### Entries from a visual dataset
◇ ◇ ◇ ◇ ◇ ◇ ◇

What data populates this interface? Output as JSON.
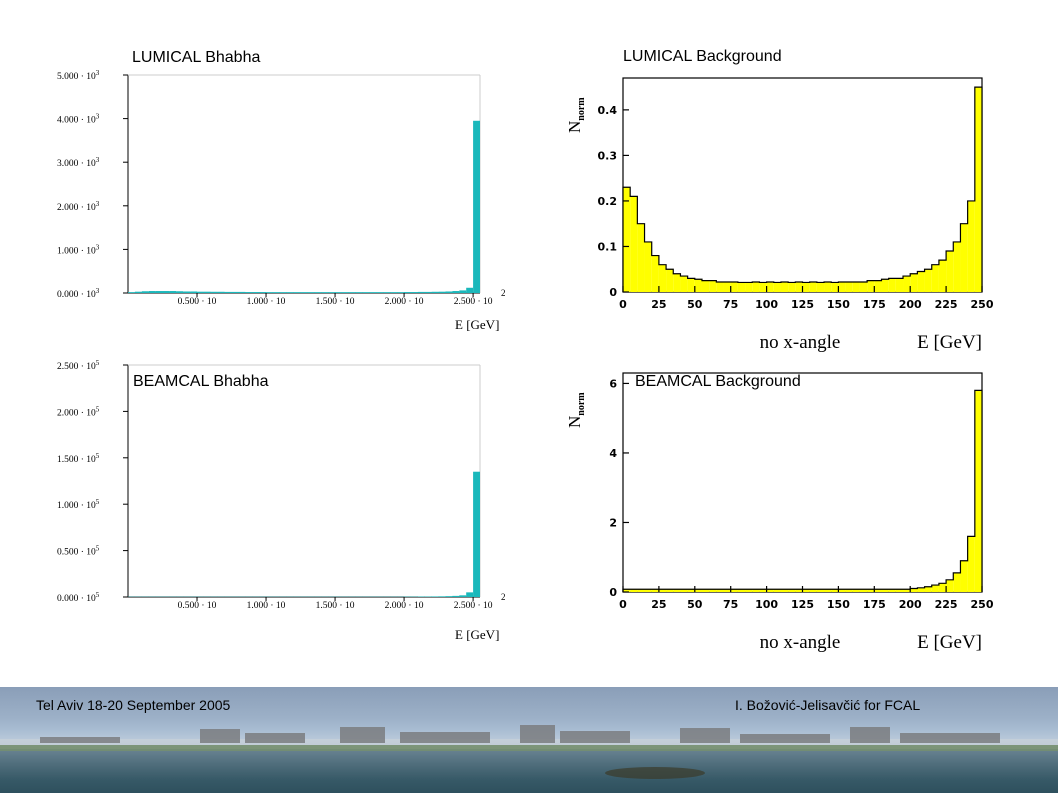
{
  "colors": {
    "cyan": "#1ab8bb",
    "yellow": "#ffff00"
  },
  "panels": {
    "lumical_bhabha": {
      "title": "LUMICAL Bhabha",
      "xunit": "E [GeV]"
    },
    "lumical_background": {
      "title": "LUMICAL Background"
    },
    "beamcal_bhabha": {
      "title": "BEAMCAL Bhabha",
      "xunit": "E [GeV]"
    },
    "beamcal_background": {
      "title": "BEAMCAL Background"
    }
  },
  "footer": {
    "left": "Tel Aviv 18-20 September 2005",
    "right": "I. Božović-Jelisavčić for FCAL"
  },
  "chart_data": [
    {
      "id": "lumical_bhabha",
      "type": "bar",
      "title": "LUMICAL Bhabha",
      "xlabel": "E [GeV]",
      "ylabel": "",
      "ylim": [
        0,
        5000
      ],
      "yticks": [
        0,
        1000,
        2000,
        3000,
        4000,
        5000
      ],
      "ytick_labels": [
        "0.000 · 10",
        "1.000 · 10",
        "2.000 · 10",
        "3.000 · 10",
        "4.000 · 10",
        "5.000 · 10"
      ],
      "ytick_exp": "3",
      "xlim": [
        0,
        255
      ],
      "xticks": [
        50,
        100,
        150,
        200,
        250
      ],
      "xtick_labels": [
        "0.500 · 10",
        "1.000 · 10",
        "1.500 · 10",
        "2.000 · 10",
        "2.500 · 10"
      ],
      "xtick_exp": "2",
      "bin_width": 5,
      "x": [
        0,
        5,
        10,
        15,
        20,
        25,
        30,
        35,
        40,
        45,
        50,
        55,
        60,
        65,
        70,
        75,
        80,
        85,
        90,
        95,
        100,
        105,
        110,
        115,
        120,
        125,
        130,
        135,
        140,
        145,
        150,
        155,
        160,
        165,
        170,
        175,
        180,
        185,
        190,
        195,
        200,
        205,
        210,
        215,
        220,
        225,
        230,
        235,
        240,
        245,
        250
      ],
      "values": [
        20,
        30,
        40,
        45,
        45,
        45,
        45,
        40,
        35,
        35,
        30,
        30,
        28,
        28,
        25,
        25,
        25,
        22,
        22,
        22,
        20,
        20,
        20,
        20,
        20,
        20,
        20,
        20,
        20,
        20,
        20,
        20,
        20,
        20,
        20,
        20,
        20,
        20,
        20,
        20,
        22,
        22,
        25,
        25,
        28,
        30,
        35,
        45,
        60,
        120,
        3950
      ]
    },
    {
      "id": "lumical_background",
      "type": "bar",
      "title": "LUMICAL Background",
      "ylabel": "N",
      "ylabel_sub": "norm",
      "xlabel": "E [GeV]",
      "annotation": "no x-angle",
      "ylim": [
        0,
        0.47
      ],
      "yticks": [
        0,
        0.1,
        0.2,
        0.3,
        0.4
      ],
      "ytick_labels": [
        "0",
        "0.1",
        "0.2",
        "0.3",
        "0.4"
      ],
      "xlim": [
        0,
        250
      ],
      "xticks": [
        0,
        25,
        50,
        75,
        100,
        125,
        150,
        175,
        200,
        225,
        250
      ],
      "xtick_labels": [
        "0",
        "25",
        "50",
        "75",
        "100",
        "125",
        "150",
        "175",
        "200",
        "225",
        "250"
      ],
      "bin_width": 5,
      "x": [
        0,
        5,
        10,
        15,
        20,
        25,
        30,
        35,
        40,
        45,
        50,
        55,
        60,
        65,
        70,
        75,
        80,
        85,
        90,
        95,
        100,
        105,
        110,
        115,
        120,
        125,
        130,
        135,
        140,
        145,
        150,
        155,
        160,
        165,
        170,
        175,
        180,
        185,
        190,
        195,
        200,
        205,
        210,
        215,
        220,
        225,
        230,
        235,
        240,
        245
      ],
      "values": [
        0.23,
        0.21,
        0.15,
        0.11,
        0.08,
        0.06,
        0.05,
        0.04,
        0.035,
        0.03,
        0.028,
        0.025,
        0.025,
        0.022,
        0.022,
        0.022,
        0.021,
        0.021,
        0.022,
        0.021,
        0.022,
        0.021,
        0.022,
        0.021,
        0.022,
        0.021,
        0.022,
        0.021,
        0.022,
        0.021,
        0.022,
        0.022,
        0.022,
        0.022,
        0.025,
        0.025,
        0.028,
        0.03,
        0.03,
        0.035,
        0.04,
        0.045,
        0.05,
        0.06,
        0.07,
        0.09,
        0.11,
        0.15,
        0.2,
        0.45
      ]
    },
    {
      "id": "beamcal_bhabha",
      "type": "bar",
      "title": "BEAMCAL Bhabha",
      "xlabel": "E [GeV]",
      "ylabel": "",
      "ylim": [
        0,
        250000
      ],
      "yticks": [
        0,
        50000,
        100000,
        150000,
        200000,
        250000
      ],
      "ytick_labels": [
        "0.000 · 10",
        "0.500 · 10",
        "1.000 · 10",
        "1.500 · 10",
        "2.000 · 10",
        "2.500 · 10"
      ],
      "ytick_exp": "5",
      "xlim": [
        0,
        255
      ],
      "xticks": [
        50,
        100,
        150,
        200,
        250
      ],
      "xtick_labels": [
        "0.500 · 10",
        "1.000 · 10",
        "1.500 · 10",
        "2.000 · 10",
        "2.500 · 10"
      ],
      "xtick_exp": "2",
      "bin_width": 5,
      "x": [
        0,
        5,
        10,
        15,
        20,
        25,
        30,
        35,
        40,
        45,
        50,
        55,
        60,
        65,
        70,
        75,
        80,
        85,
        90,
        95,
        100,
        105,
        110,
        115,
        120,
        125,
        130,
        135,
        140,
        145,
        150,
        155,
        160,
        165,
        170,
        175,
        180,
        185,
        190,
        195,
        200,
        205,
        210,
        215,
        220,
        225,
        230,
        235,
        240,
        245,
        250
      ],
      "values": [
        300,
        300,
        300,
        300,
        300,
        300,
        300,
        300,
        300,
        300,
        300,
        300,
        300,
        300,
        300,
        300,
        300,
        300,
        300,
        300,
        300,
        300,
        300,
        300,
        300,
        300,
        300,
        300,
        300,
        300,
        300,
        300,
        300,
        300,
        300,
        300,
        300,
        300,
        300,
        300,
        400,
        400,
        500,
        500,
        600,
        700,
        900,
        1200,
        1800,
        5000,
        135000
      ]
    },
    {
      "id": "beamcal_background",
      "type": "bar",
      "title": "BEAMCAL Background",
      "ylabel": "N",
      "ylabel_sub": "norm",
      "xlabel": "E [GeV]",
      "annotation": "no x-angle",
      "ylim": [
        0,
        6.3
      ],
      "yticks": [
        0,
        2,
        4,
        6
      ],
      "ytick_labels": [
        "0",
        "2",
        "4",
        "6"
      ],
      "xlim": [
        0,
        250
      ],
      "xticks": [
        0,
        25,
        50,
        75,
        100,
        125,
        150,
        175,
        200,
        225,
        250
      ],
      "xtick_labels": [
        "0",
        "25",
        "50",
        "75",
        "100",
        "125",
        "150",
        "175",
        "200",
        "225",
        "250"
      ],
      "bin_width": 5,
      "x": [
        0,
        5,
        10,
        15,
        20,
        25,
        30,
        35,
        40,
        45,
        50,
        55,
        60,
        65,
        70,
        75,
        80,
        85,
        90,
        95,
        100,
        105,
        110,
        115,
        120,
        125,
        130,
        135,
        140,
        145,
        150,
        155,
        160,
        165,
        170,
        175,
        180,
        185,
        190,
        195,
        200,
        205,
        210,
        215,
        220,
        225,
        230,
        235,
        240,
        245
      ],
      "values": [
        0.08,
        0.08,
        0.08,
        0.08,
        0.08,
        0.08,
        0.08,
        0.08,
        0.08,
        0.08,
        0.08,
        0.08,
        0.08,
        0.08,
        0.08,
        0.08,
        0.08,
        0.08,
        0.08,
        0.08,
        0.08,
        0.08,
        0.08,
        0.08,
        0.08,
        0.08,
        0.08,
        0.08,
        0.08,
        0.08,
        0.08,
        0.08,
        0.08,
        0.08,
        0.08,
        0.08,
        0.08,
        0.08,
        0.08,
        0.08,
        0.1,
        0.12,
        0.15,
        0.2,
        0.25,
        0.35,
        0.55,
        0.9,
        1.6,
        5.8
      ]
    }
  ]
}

◇ ◇ ◇ ◇ ◇ ◇ ◇

### DIRECTIONS
What is the number of lines in the records that contain the string "title"? Give only that number.

### EXERCISE SOLUTION
8